**What is being asked:**
Reproduce all the entries exactly and keep the pictures out.

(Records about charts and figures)
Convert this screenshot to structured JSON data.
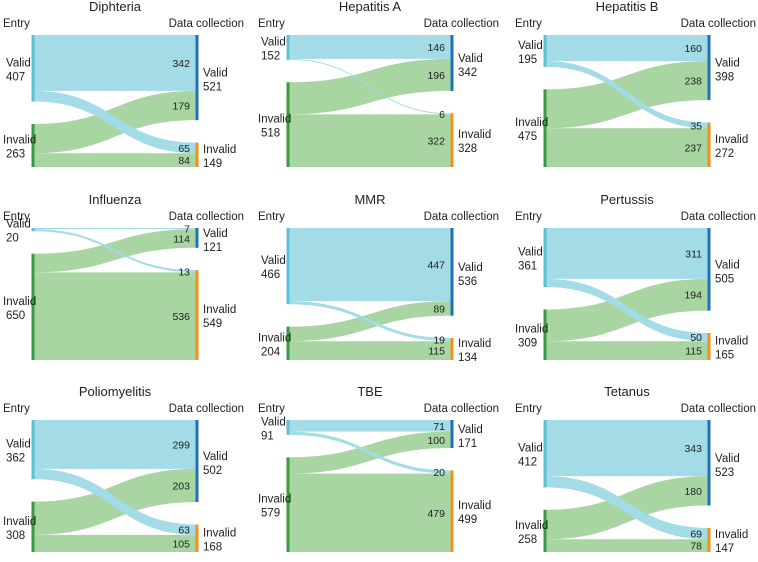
{
  "colors": {
    "valid_flow": "#a3dbe6",
    "invalid_flow": "#a8d5a2",
    "entry_valid_bar": "#5bc2d6",
    "entry_invalid_bar": "#3a9a3d",
    "dc_valid_bar": "#1f73b4",
    "dc_invalid_bar": "#f0911a"
  },
  "chart_data": [
    {
      "type": "sankey",
      "title": "Diphteria",
      "source_label": "Entry",
      "target_label": "Data collection",
      "category_labels": [
        "Valid",
        "Invalid"
      ],
      "entry": {
        "valid": 407,
        "invalid": 263
      },
      "data_collection": {
        "valid": 521,
        "invalid": 149
      },
      "flows": {
        "valid_to_valid": 342,
        "valid_to_invalid": 65,
        "invalid_to_valid": 179,
        "invalid_to_invalid": 84
      }
    },
    {
      "type": "sankey",
      "title": "Hepatitis A",
      "source_label": "Entry",
      "target_label": "Data collection",
      "category_labels": [
        "Valid",
        "Invalid"
      ],
      "entry": {
        "valid": 152,
        "invalid": 518
      },
      "data_collection": {
        "valid": 342,
        "invalid": 328
      },
      "flows": {
        "valid_to_valid": 146,
        "valid_to_invalid": 6,
        "invalid_to_valid": 196,
        "invalid_to_invalid": 322
      }
    },
    {
      "type": "sankey",
      "title": "Hepatitis B",
      "source_label": "Entry",
      "target_label": "Data collection",
      "category_labels": [
        "Valid",
        "Invalid"
      ],
      "entry": {
        "valid": 195,
        "invalid": 475
      },
      "data_collection": {
        "valid": 398,
        "invalid": 272
      },
      "flows": {
        "valid_to_valid": 160,
        "valid_to_invalid": 35,
        "invalid_to_valid": 238,
        "invalid_to_invalid": 237
      }
    },
    {
      "type": "sankey",
      "title": "Influenza",
      "source_label": "Entry",
      "target_label": "Data collection",
      "category_labels": [
        "Valid",
        "Invalid"
      ],
      "entry": {
        "valid": 20,
        "invalid": 650
      },
      "data_collection": {
        "valid": 121,
        "invalid": 549
      },
      "flows": {
        "valid_to_valid": 7,
        "valid_to_invalid": 13,
        "invalid_to_valid": 114,
        "invalid_to_invalid": 536
      }
    },
    {
      "type": "sankey",
      "title": "MMR",
      "source_label": "Entry",
      "target_label": "Data collection",
      "category_labels": [
        "Valid",
        "Invalid"
      ],
      "entry": {
        "valid": 466,
        "invalid": 204
      },
      "data_collection": {
        "valid": 536,
        "invalid": 134
      },
      "flows": {
        "valid_to_valid": 447,
        "valid_to_invalid": 19,
        "invalid_to_valid": 89,
        "invalid_to_invalid": 115
      }
    },
    {
      "type": "sankey",
      "title": "Pertussis",
      "source_label": "Entry",
      "target_label": "Data collection",
      "category_labels": [
        "Valid",
        "Invalid"
      ],
      "entry": {
        "valid": 361,
        "invalid": 309
      },
      "data_collection": {
        "valid": 505,
        "invalid": 165
      },
      "flows": {
        "valid_to_valid": 311,
        "valid_to_invalid": 50,
        "invalid_to_valid": 194,
        "invalid_to_invalid": 115
      }
    },
    {
      "type": "sankey",
      "title": "Poliomyelitis",
      "source_label": "Entry",
      "target_label": "Data collection",
      "category_labels": [
        "Valid",
        "Invalid"
      ],
      "entry": {
        "valid": 362,
        "invalid": 308
      },
      "data_collection": {
        "valid": 502,
        "invalid": 168
      },
      "flows": {
        "valid_to_valid": 299,
        "valid_to_invalid": 63,
        "invalid_to_valid": 203,
        "invalid_to_invalid": 105
      }
    },
    {
      "type": "sankey",
      "title": "TBE",
      "source_label": "Entry",
      "target_label": "Data collection",
      "category_labels": [
        "Valid",
        "Invalid"
      ],
      "entry": {
        "valid": 91,
        "invalid": 579
      },
      "data_collection": {
        "valid": 171,
        "invalid": 499
      },
      "flows": {
        "valid_to_valid": 71,
        "valid_to_invalid": 20,
        "invalid_to_valid": 100,
        "invalid_to_invalid": 479
      }
    },
    {
      "type": "sankey",
      "title": "Tetanus",
      "source_label": "Entry",
      "target_label": "Data collection",
      "category_labels": [
        "Valid",
        "Invalid"
      ],
      "entry": {
        "valid": 412,
        "invalid": 258
      },
      "data_collection": {
        "valid": 523,
        "invalid": 147
      },
      "flows": {
        "valid_to_valid": 343,
        "valid_to_invalid": 69,
        "invalid_to_valid": 180,
        "invalid_to_invalid": 78
      }
    }
  ]
}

**Solved exercise:**
Convert this screenshot to structured JSON data.
{
  "colors": {
    "valid_flow": "#a3dbe6",
    "invalid_flow": "#a8d5a2",
    "entry_valid_bar": "#5bc2d6",
    "entry_invalid_bar": "#3a9a3d",
    "dc_valid_bar": "#1f73b4",
    "dc_invalid_bar": "#f0911a"
  },
  "chart_data": [
    {
      "type": "sankey",
      "title": "Diphteria",
      "source_label": "Entry",
      "target_label": "Data collection",
      "category_labels": [
        "Valid",
        "Invalid"
      ],
      "entry": {
        "valid": 407,
        "invalid": 263
      },
      "data_collection": {
        "valid": 521,
        "invalid": 149
      },
      "flows": {
        "valid_to_valid": 342,
        "valid_to_invalid": 65,
        "invalid_to_valid": 179,
        "invalid_to_invalid": 84
      }
    },
    {
      "type": "sankey",
      "title": "Hepatitis A",
      "source_label": "Entry",
      "target_label": "Data collection",
      "category_labels": [
        "Valid",
        "Invalid"
      ],
      "entry": {
        "valid": 152,
        "invalid": 518
      },
      "data_collection": {
        "valid": 342,
        "invalid": 328
      },
      "flows": {
        "valid_to_valid": 146,
        "valid_to_invalid": 6,
        "invalid_to_valid": 196,
        "invalid_to_invalid": 322
      }
    },
    {
      "type": "sankey",
      "title": "Hepatitis B",
      "source_label": "Entry",
      "target_label": "Data collection",
      "category_labels": [
        "Valid",
        "Invalid"
      ],
      "entry": {
        "valid": 195,
        "invalid": 475
      },
      "data_collection": {
        "valid": 398,
        "invalid": 272
      },
      "flows": {
        "valid_to_valid": 160,
        "valid_to_invalid": 35,
        "invalid_to_valid": 238,
        "invalid_to_invalid": 237
      }
    },
    {
      "type": "sankey",
      "title": "Influenza",
      "source_label": "Entry",
      "target_label": "Data collection",
      "category_labels": [
        "Valid",
        "Invalid"
      ],
      "entry": {
        "valid": 20,
        "invalid": 650
      },
      "data_collection": {
        "valid": 121,
        "invalid": 549
      },
      "flows": {
        "valid_to_valid": 7,
        "valid_to_invalid": 13,
        "invalid_to_valid": 114,
        "invalid_to_invalid": 536
      }
    },
    {
      "type": "sankey",
      "title": "MMR",
      "source_label": "Entry",
      "target_label": "Data collection",
      "category_labels": [
        "Valid",
        "Invalid"
      ],
      "entry": {
        "valid": 466,
        "invalid": 204
      },
      "data_collection": {
        "valid": 536,
        "invalid": 134
      },
      "flows": {
        "valid_to_valid": 447,
        "valid_to_invalid": 19,
        "invalid_to_valid": 89,
        "invalid_to_invalid": 115
      }
    },
    {
      "type": "sankey",
      "title": "Pertussis",
      "source_label": "Entry",
      "target_label": "Data collection",
      "category_labels": [
        "Valid",
        "Invalid"
      ],
      "entry": {
        "valid": 361,
        "invalid": 309
      },
      "data_collection": {
        "valid": 505,
        "invalid": 165
      },
      "flows": {
        "valid_to_valid": 311,
        "valid_to_invalid": 50,
        "invalid_to_valid": 194,
        "invalid_to_invalid": 115
      }
    },
    {
      "type": "sankey",
      "title": "Poliomyelitis",
      "source_label": "Entry",
      "target_label": "Data collection",
      "category_labels": [
        "Valid",
        "Invalid"
      ],
      "entry": {
        "valid": 362,
        "invalid": 308
      },
      "data_collection": {
        "valid": 502,
        "invalid": 168
      },
      "flows": {
        "valid_to_valid": 299,
        "valid_to_invalid": 63,
        "invalid_to_valid": 203,
        "invalid_to_invalid": 105
      }
    },
    {
      "type": "sankey",
      "title": "TBE",
      "source_label": "Entry",
      "target_label": "Data collection",
      "category_labels": [
        "Valid",
        "Invalid"
      ],
      "entry": {
        "valid": 91,
        "invalid": 579
      },
      "data_collection": {
        "valid": 171,
        "invalid": 499
      },
      "flows": {
        "valid_to_valid": 71,
        "valid_to_invalid": 20,
        "invalid_to_valid": 100,
        "invalid_to_invalid": 479
      }
    },
    {
      "type": "sankey",
      "title": "Tetanus",
      "source_label": "Entry",
      "target_label": "Data collection",
      "category_labels": [
        "Valid",
        "Invalid"
      ],
      "entry": {
        "valid": 412,
        "invalid": 258
      },
      "data_collection": {
        "valid": 523,
        "invalid": 147
      },
      "flows": {
        "valid_to_valid": 343,
        "valid_to_invalid": 69,
        "invalid_to_valid": 180,
        "invalid_to_invalid": 78
      }
    }
  ]
}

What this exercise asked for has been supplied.